WHAT YOU WILL DO >> Exact reproduction of the data is required, with images excluded.

RECORDS FOR THIS TASK >>

+ + + +

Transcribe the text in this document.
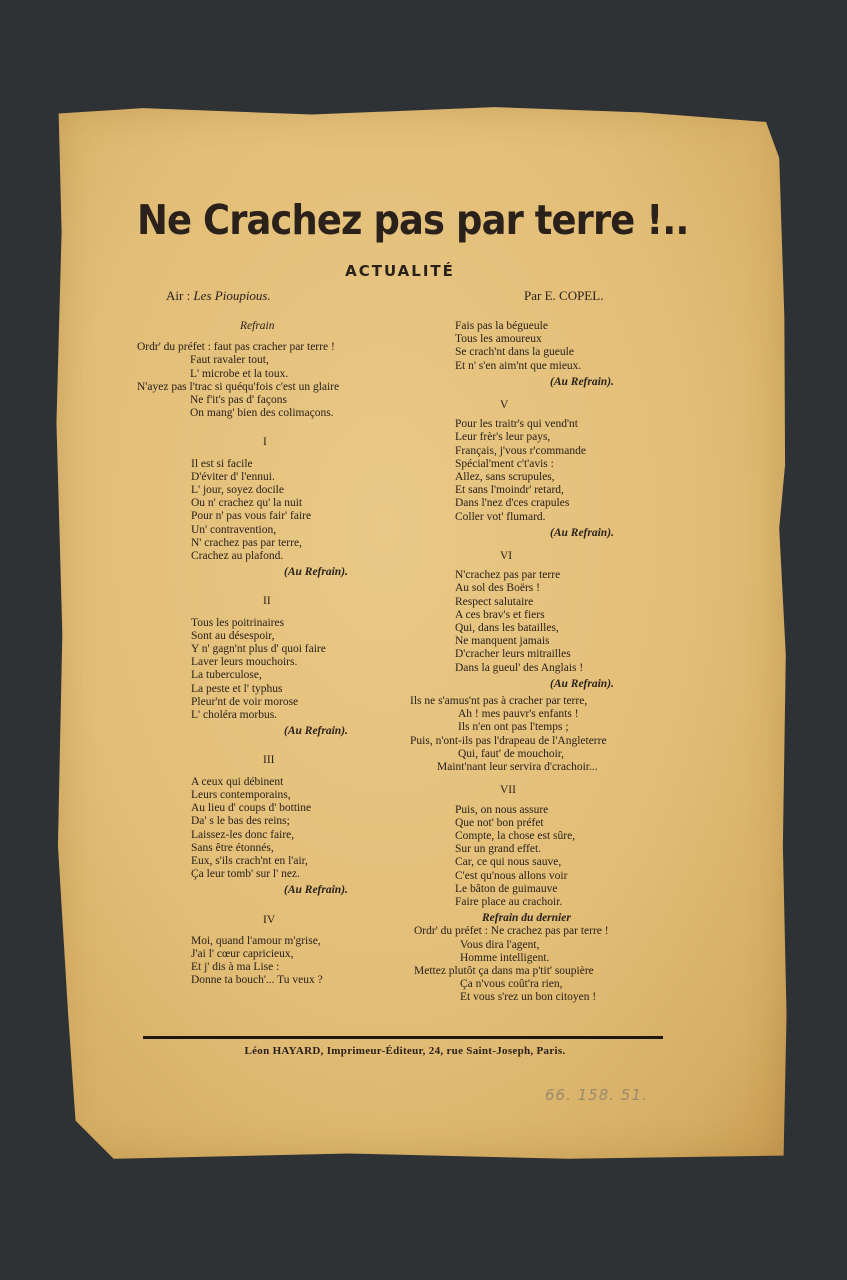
Ne Crachez pas par terre !..
ACTUALITÉ
Air : Les Pioupious.	Par E. COPEL.
Refrain
Ordr' du préfet : faut pas cracher par terre !
Faut ravaler tout,
L' microbe et la toux.
N'ayez pas l'trac si quéqu'fois c'est un glaire
Ne f'it's pas d' façons
On mang' bien des colimaçons.
I
Il est si facile
D'éviter d' l'ennui.
L' jour, soyez docile
Ou n' crachez qu' la nuit
Pour n' pas vous fair' faire
Un' contravention,
N' crachez pas par terre,
Crachez au plafond.
(Au Refrain).
II
Tous les poitrinaires
Sont au désespoir,
Y n' gagn'nt plus d' quoi faire
Laver leurs mouchoirs.
La tuberculose,
La peste et l' typhus
Pleur'nt de voir morose
L' choléra morbus.
(Au Refrain).
III
A ceux qui débinent
Leurs contemporains,
Au lieu d' coups d' bottine
Da' s le bas des reins;
Laissez-les donc faire,
Sans être étonnés,
Eux, s'ils crach'nt en l'air,
Ça leur tomb' sur l' nez.
(Au Refrain).
IV
Moi, quand l'amour m'grise,
J'ai l' cœur capricieux,
Et j' dis à ma Lise :
Donne ta bouch'... Tu veux ?
Fais pas la bégueule
Tous les amoureux
Se crach'nt dans la gueule
Et n' s'en aim'nt que mieux.
(Au Refrain).
V
Pour les traitr's qui vend'nt
Leur frèr's leur pays,
Français, j'vous r'commande
Spécial'ment c't'avis :
Allez, sans scrupules,
Et sans l'moindr' retard,
Dans l'nez d'ces crapules
Coller vot' flumard.
(Au Refrain).
VI
N'crachez pas par terre
Au sol des Boërs !
Respect salutaire
A ces brav's et fiers
Qui, dans les batailles,
Ne manquent jamais
D'cracher leurs mitrailles
Dans la gueul' des Anglais !
(Au Refrain).
Ils ne s'amus'nt pas à cracher par terre,
Ah ! mes pauvr's enfants !
Ils n'en ont pas l'temps ;
Puis, n'ont-ils pas l'drapeau de l'Angleterre
Qui, faut' de mouchoir,
Maint'nant leur servira d'crachoir...
VII
Puis, on nous assure
Que not' bon préfet
Compte, la chose est sûre,
Sur un grand effet.
Car, ce qui nous sauve,
C'est qu'nous allons voir
Le bâton de guimauve
Faire place au crachoir.
Refrain du dernier
Ordr' du préfet : Ne crachez pas par terre !
Vous dira l'agent,
Homme intelligent.
Mettez plutôt ça dans ma p'tit' soupière
Ça n'vous coût'ra rien,
Et vous s'rez un bon citoyen !
Léon HAYARD, Imprimeur-Éditeur, 24, rue Saint-Joseph, Paris.
66. 158. 51.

+ + + +

SOLUTION >>
Transcribe the text in this document.
Ne Crachez pas par terre !..
ACTUALITÉ
Air : Les Pioupious.	Par E. COPEL.
Refrain
Ordr' du préfet : faut pas cracher par terre !
Faut ravaler tout,
L' microbe et la toux.
N'ayez pas l'trac si quéqu'fois c'est un glaire
Ne f'it's pas d' façons
On mang' bien des colimaçons.
I
Il est si facile
D'éviter d' l'ennui.
L' jour, soyez docile
Ou n' crachez qu' la nuit
Pour n' pas vous fair' faire
Un' contravention,
N' crachez pas par terre,
Crachez au plafond.
(Au Refrain).
II
Tous les poitrinaires
Sont au désespoir,
Y n' gagn'nt plus d' quoi faire
Laver leurs mouchoirs.
La tuberculose,
La peste et l' typhus
Pleur'nt de voir morose
L' choléra morbus.
(Au Refrain).
III
A ceux qui débinent
Leurs contemporains,
Au lieu d' coups d' bottine
Da' s le bas des reins;
Laissez-les donc faire,
Sans être étonnés,
Eux, s'ils crach'nt en l'air,
Ça leur tomb' sur l' nez.
(Au Refrain).
IV
Moi, quand l'amour m'grise,
J'ai l' cœur capricieux,
Et j' dis à ma Lise :
Donne ta bouch'... Tu veux ?
Fais pas la bégueule
Tous les amoureux
Se crach'nt dans la gueule
Et n' s'en aim'nt que mieux.
(Au Refrain).
V
Pour les traitr's qui vend'nt
Leur frèr's leur pays,
Français, j'vous r'commande
Spécial'ment c't'avis :
Allez, sans scrupules,
Et sans l'moindr' retard,
Dans l'nez d'ces crapules
Coller vot' flumard.
(Au Refrain).
VI
N'crachez pas par terre
Au sol des Boërs !
Respect salutaire
A ces brav's et fiers
Qui, dans les batailles,
Ne manquent jamais
D'cracher leurs mitrailles
Dans la gueul' des Anglais !
(Au Refrain).
Ils ne s'amus'nt pas à cracher par terre,
Ah ! mes pauvr's enfants !
Ils n'en ont pas l'temps ;
Puis, n'ont-ils pas l'drapeau de l'Angleterre
Qui, faut' de mouchoir,
Maint'nant leur servira d'crachoir...
VII
Puis, on nous assure
Que not' bon préfet
Compte, la chose est sûre,
Sur un grand effet.
Car, ce qui nous sauve,
C'est qu'nous allons voir
Le bâton de guimauve
Faire place au crachoir.
Refrain du dernier
Ordr' du préfet : Ne crachez pas par terre !
Vous dira l'agent,
Homme intelligent.
Mettez plutôt ça dans ma p'tit' soupière
Ça n'vous coût'ra rien,
Et vous s'rez un bon citoyen !
Léon HAYARD, Imprimeur-Éditeur, 24, rue Saint-Joseph, Paris.
66. 158. 51.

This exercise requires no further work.